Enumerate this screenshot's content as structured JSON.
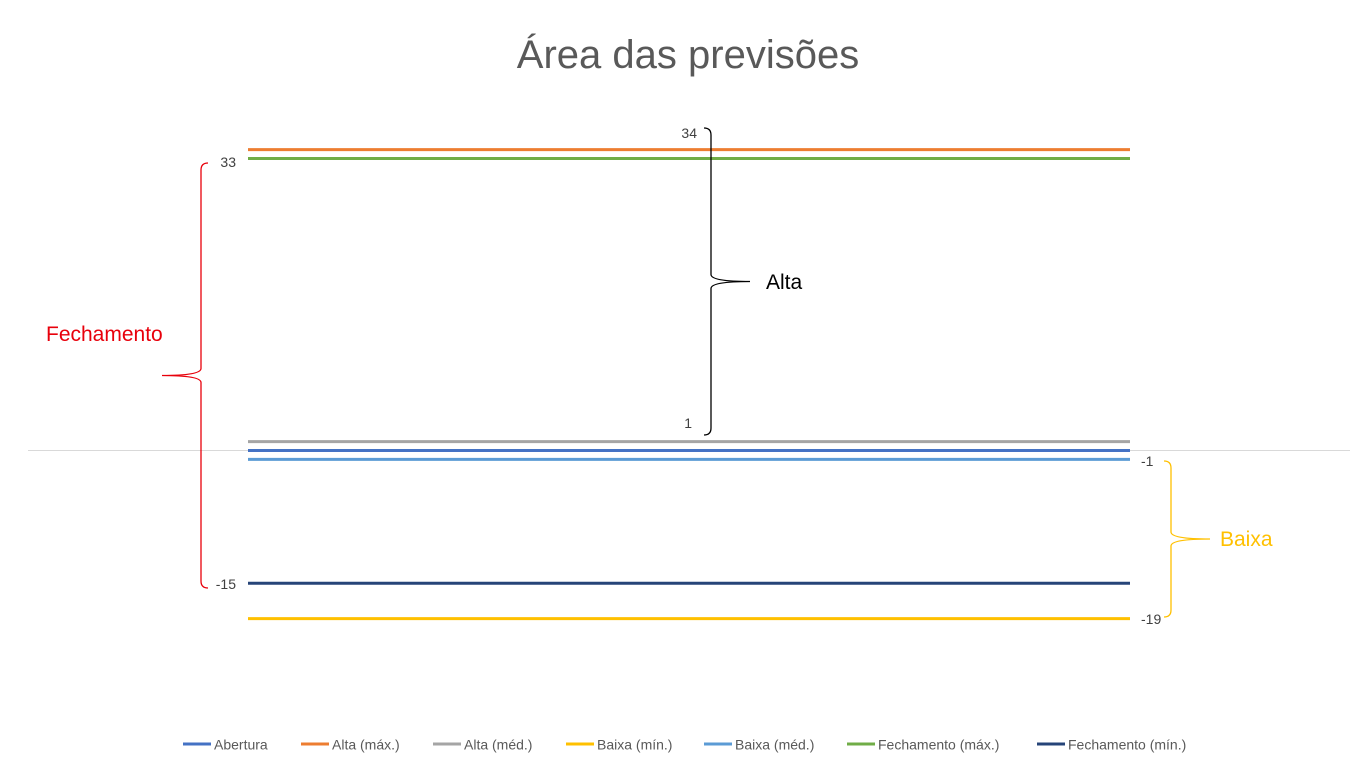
{
  "chart_data": {
    "type": "line",
    "title": "Área das previsões",
    "xlabel": "",
    "ylabel": "",
    "x": [
      0,
      1
    ],
    "ylim": [
      -23,
      37
    ],
    "grid": false,
    "legend_position": "bottom",
    "series": [
      {
        "name": "Abertura",
        "color": "#4472C4",
        "values": [
          0,
          0
        ]
      },
      {
        "name": "Alta (máx.)",
        "color": "#ED7D31",
        "values": [
          34,
          34
        ]
      },
      {
        "name": "Alta (méd.)",
        "color": "#A5A5A5",
        "values": [
          1,
          1
        ]
      },
      {
        "name": "Baixa (mín.)",
        "color": "#FFC000",
        "values": [
          -19,
          -19
        ]
      },
      {
        "name": "Baixa (méd.)",
        "color": "#5B9BD5",
        "values": [
          -1,
          -1
        ]
      },
      {
        "name": "Fechamento (máx.)",
        "color": "#70AD47",
        "values": [
          33,
          33
        ]
      },
      {
        "name": "Fechamento (mín.)",
        "color": "#264478",
        "values": [
          -15,
          -15
        ]
      }
    ],
    "annotations": {
      "alta": {
        "label": "Alta",
        "top": "34",
        "bottom": "1",
        "color": "#000000"
      },
      "fechamento": {
        "label": "Fechamento",
        "top": "33",
        "bottom": "-15",
        "color": "#E8000B"
      },
      "baixa": {
        "label": "Baixa",
        "top": "-1",
        "bottom": "-19",
        "color": "#FFC000"
      }
    }
  }
}
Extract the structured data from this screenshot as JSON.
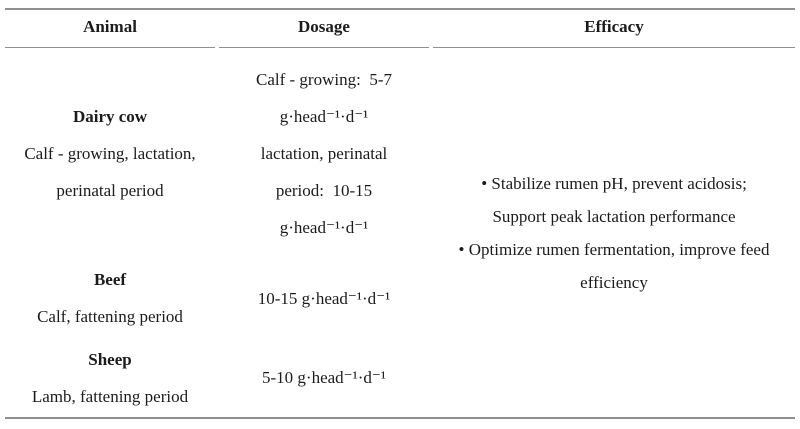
{
  "colors": {
    "border": "#8f8f8f",
    "text": "#1b1b1b",
    "background": "#ffffff"
  },
  "table": {
    "columns": [
      {
        "label": "Animal"
      },
      {
        "label": "Dosage"
      },
      {
        "label": "Efficacy"
      }
    ],
    "rows": [
      {
        "animal": "Dairy cow",
        "animal_details": [
          "Calf - growing, lactation,",
          "perinatal period"
        ],
        "dosage_lines": [
          "Calf - growing:  5-7",
          "g·head⁻¹·d⁻¹",
          "lactation, perinatal",
          "period:  10-15",
          "g·head⁻¹·d⁻¹"
        ]
      },
      {
        "animal": "Beef",
        "animal_details": [
          "Calf, fattening period"
        ],
        "dosage_lines": [
          "10-15 g·head⁻¹·d⁻¹"
        ]
      },
      {
        "animal": "Sheep",
        "animal_details": [
          "Lamb, fattening period"
        ],
        "dosage_lines": [
          "5-10 g·head⁻¹·d⁻¹"
        ]
      }
    ],
    "efficacy_lines": [
      "• Stabilize rumen pH, prevent acidosis;",
      "Support peak lactation performance",
      "• Optimize rumen fermentation, improve feed",
      "efficiency"
    ]
  }
}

--

To be done:
Gather each line of the records holding the string "head".

Worked answer:
          "g·head⁻¹·d⁻¹",
          "g·head⁻¹·d⁻¹"
          "10-15 g·head⁻¹·d⁻¹"
          "5-10 g·head⁻¹·d⁻¹"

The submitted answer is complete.